→ Exercise task
Copy down every line where the string "label" shows up.

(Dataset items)
* begin *
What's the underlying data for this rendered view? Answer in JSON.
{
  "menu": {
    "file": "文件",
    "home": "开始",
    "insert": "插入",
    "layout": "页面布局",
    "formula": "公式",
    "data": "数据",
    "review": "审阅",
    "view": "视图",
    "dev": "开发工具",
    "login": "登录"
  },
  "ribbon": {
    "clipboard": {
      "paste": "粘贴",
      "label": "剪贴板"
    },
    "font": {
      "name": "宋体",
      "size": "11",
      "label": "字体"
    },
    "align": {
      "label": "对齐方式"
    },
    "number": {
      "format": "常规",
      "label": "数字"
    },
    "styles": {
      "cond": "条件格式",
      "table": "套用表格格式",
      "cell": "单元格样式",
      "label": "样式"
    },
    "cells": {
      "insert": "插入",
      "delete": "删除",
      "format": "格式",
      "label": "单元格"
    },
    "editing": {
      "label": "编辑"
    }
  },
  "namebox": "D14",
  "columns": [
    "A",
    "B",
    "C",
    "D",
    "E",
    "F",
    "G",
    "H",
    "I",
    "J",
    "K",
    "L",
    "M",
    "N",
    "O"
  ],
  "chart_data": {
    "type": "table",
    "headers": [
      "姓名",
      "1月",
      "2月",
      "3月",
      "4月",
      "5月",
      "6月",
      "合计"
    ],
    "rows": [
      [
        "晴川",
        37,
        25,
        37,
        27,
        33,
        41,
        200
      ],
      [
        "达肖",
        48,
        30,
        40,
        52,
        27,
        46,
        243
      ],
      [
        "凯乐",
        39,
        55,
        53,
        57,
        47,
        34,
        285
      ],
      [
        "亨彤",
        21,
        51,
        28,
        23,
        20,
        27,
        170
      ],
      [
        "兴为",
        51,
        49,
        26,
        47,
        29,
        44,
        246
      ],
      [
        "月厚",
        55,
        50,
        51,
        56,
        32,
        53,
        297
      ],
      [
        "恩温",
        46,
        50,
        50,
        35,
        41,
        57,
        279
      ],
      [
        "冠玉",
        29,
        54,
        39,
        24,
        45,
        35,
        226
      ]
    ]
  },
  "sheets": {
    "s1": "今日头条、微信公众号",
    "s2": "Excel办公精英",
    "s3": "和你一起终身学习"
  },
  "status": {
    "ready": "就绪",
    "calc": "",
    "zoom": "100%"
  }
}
* end *
→ Solution to this problem
      "label": "剪贴板"
      "label": "字体"
      "label": "对齐方式"
      "label": "数字"
      "label": "样式"
      "label": "单元格"
      "label": "编辑"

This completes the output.